Start of RECORD EXCERPTS

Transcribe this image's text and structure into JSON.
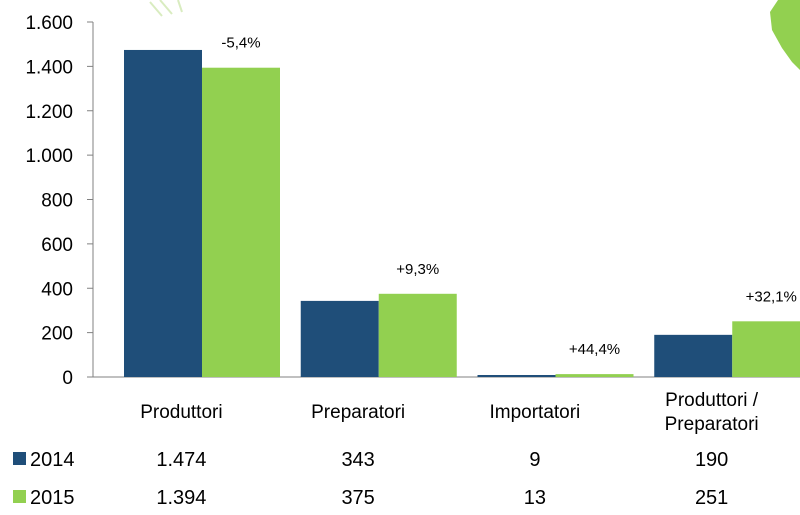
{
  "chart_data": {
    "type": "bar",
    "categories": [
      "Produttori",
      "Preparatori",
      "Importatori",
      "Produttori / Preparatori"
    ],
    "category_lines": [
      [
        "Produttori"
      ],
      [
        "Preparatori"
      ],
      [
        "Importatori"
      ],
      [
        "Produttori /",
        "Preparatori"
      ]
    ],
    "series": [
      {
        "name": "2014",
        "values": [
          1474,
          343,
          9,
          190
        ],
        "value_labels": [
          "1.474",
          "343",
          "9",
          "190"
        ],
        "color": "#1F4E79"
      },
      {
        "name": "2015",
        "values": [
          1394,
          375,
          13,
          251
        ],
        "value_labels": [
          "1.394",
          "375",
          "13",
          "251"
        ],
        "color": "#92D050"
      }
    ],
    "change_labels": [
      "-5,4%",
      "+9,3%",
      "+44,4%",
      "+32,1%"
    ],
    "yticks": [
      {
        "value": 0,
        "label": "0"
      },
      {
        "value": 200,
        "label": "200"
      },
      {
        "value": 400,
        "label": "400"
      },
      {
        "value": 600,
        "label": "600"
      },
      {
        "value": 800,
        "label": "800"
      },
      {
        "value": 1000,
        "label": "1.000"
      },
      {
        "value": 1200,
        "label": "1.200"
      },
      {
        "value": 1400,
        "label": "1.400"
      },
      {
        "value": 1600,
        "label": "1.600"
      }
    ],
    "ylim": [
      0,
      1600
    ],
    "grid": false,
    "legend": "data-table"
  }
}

End of RECORD EXCERPTS
Start of RECORD EXCERPTS

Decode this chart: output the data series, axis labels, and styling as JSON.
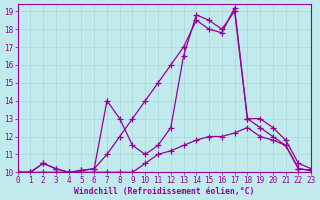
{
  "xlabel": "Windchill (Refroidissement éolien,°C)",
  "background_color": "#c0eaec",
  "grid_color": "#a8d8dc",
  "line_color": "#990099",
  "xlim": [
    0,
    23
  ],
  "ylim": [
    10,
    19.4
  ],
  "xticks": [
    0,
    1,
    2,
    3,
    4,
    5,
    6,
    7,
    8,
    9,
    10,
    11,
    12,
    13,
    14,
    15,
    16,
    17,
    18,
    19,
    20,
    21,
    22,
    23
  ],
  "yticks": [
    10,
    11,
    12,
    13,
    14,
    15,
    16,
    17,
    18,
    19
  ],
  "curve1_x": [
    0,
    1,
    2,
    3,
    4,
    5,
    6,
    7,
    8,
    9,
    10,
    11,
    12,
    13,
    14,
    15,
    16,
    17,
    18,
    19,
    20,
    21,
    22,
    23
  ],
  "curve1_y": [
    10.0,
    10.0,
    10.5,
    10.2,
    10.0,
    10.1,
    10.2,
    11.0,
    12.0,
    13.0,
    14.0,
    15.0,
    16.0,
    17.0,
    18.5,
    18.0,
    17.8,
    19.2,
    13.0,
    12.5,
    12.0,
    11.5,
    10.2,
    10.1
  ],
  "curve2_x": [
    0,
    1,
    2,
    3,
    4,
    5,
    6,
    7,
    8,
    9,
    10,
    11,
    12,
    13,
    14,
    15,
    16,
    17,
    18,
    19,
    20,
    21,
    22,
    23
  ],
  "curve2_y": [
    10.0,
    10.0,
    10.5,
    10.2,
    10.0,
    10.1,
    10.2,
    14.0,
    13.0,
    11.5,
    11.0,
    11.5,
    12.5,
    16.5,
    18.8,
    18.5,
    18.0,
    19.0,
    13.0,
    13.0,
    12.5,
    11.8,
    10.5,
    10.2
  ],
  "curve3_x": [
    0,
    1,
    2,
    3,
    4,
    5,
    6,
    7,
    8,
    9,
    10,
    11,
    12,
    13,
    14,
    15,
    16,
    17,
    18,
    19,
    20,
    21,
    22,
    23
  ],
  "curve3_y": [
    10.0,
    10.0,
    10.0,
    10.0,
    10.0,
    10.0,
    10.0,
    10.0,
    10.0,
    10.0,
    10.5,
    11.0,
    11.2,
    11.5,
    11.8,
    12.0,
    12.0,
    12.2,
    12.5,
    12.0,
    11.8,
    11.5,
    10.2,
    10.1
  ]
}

End of RECORD EXCERPTS

Copy out all lines that carry the word "Produttori".

● REPLY TO THE EXERCISE
      "Produttori",
      "Produttori / Preparatori"
        "Produttori"
        "Produttori /",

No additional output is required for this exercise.